## BEGIN Information shown

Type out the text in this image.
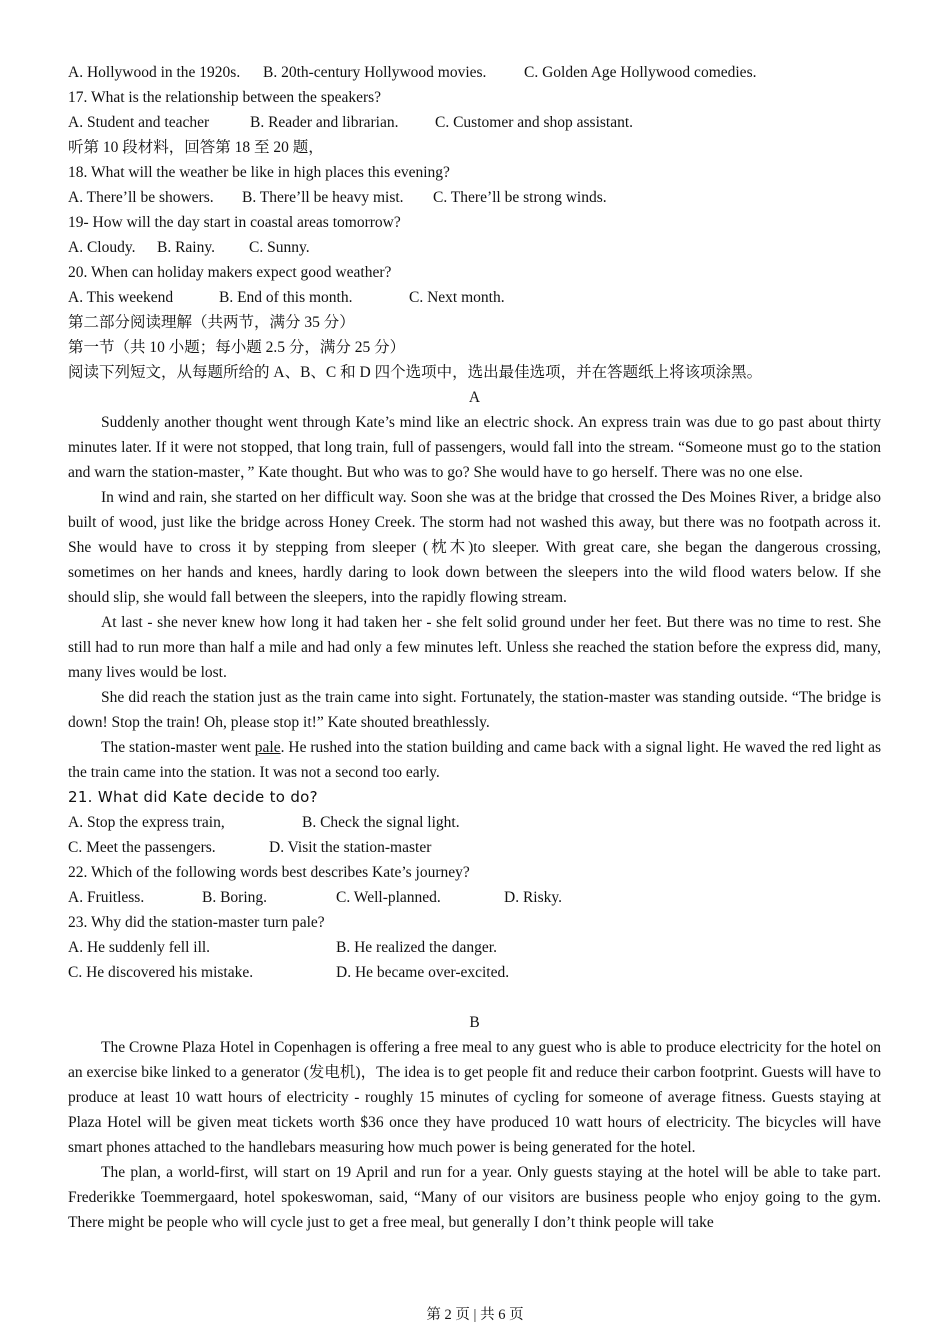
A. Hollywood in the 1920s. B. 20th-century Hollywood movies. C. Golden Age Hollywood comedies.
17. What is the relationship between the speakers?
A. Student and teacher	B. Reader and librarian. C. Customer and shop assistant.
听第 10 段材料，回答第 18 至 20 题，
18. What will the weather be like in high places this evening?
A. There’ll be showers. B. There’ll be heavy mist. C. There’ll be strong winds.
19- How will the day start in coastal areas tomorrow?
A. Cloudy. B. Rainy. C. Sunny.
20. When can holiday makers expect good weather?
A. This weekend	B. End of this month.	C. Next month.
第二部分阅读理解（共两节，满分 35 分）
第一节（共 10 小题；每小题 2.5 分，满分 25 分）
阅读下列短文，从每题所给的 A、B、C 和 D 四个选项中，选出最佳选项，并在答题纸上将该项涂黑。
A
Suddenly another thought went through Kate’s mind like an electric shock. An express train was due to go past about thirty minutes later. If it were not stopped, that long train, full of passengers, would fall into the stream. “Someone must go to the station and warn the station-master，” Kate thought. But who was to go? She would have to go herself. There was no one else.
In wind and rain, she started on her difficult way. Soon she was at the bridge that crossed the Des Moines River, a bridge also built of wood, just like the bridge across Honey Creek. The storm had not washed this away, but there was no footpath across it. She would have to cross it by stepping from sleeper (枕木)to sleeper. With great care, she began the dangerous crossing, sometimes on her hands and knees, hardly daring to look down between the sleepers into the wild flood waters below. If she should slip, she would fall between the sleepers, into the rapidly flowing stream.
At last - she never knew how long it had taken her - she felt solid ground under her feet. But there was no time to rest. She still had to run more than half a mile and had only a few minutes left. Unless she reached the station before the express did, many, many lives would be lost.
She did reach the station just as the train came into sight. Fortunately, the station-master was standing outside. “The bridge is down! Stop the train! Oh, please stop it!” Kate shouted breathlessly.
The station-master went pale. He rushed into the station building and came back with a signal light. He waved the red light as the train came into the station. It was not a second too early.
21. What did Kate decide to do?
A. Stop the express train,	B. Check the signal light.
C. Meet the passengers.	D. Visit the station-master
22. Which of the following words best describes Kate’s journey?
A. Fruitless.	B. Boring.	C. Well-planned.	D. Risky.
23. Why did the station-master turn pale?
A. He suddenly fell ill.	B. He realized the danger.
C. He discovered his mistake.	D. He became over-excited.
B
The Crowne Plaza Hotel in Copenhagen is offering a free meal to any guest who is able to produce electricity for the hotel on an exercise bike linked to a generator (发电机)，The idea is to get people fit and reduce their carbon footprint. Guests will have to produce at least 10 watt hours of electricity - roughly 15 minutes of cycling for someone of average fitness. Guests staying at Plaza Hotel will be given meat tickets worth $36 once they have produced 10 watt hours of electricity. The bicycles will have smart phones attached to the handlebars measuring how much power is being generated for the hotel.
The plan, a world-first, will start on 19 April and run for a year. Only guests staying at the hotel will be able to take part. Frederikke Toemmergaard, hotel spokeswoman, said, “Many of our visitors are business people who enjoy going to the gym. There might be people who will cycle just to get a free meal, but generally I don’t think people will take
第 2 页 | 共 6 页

## END Information shown

• Work to complete: Every line of the data above should be quoted exactly. Omit the pictures.

• Full solution:
Type out the text in this image.
A. Hollywood in the 1920s. B. 20th-century Hollywood movies. C. Golden Age Hollywood comedies.
17. What is the relationship between the speakers?
A. Student and teacher	B. Reader and librarian. C. Customer and shop assistant.
听第 10 段材料，回答第 18 至 20 题，
18. What will the weather be like in high places this evening?
A. There’ll be showers. B. There’ll be heavy mist. C. There’ll be strong winds.
19- How will the day start in coastal areas tomorrow?
A. Cloudy. B. Rainy. C. Sunny.
20. When can holiday makers expect good weather?
A. This weekend	B. End of this month.	C. Next month.
第二部分阅读理解（共两节，满分 35 分）
第一节（共 10 小题；每小题 2.5 分，满分 25 分）
阅读下列短文，从每题所给的 A、B、C 和 D 四个选项中，选出最佳选项，并在答题纸上将该项涂黑。
A
Suddenly another thought went through Kate’s mind like an electric shock. An express train was due to go past about thirty minutes later. If it were not stopped, that long train, full of passengers, would fall into the stream. “Someone must go to the station and warn the station-master，” Kate thought. But who was to go? She would have to go herself. There was no one else.
In wind and rain, she started on her difficult way. Soon she was at the bridge that crossed the Des Moines River, a bridge also built of wood, just like the bridge across Honey Creek. The storm had not washed this away, but there was no footpath across it. She would have to cross it by stepping from sleeper (枕木)to sleeper. With great care, she began the dangerous crossing, sometimes on her hands and knees, hardly daring to look down between the sleepers into the wild flood waters below. If she should slip, she would fall between the sleepers, into the rapidly flowing stream.
At last - she never knew how long it had taken her - she felt solid ground under her feet. But there was no time to rest. She still had to run more than half a mile and had only a few minutes left. Unless she reached the station before the express did, many, many lives would be lost.
She did reach the station just as the train came into sight. Fortunately, the station-master was standing outside. “The bridge is down! Stop the train! Oh, please stop it!” Kate shouted breathlessly.
The station-master went pale. He rushed into the station building and came back with a signal light. He waved the red light as the train came into the station. It was not a second too early.
21. What did Kate decide to do?
A. Stop the express train,	B. Check the signal light.
C. Meet the passengers.	D. Visit the station-master
22. Which of the following words best describes Kate’s journey?
A. Fruitless.	B. Boring.	C. Well-planned.	D. Risky.
23. Why did the station-master turn pale?
A. He suddenly fell ill.	B. He realized the danger.
C. He discovered his mistake.	D. He became over-excited.
B
The Crowne Plaza Hotel in Copenhagen is offering a free meal to any guest who is able to produce electricity for the hotel on an exercise bike linked to a generator (发电机)，The idea is to get people fit and reduce their carbon footprint. Guests will have to produce at least 10 watt hours of electricity - roughly 15 minutes of cycling for someone of average fitness. Guests staying at Plaza Hotel will be given meat tickets worth $36 once they have produced 10 watt hours of electricity. The bicycles will have smart phones attached to the handlebars measuring how much power is being generated for the hotel.
The plan, a world-first, will start on 19 April and run for a year. Only guests staying at the hotel will be able to take part. Frederikke Toemmergaard, hotel spokeswoman, said, “Many of our visitors are business people who enjoy going to the gym. There might be people who will cycle just to get a free meal, but generally I don’t think people will take
第 2 页 | 共 6 页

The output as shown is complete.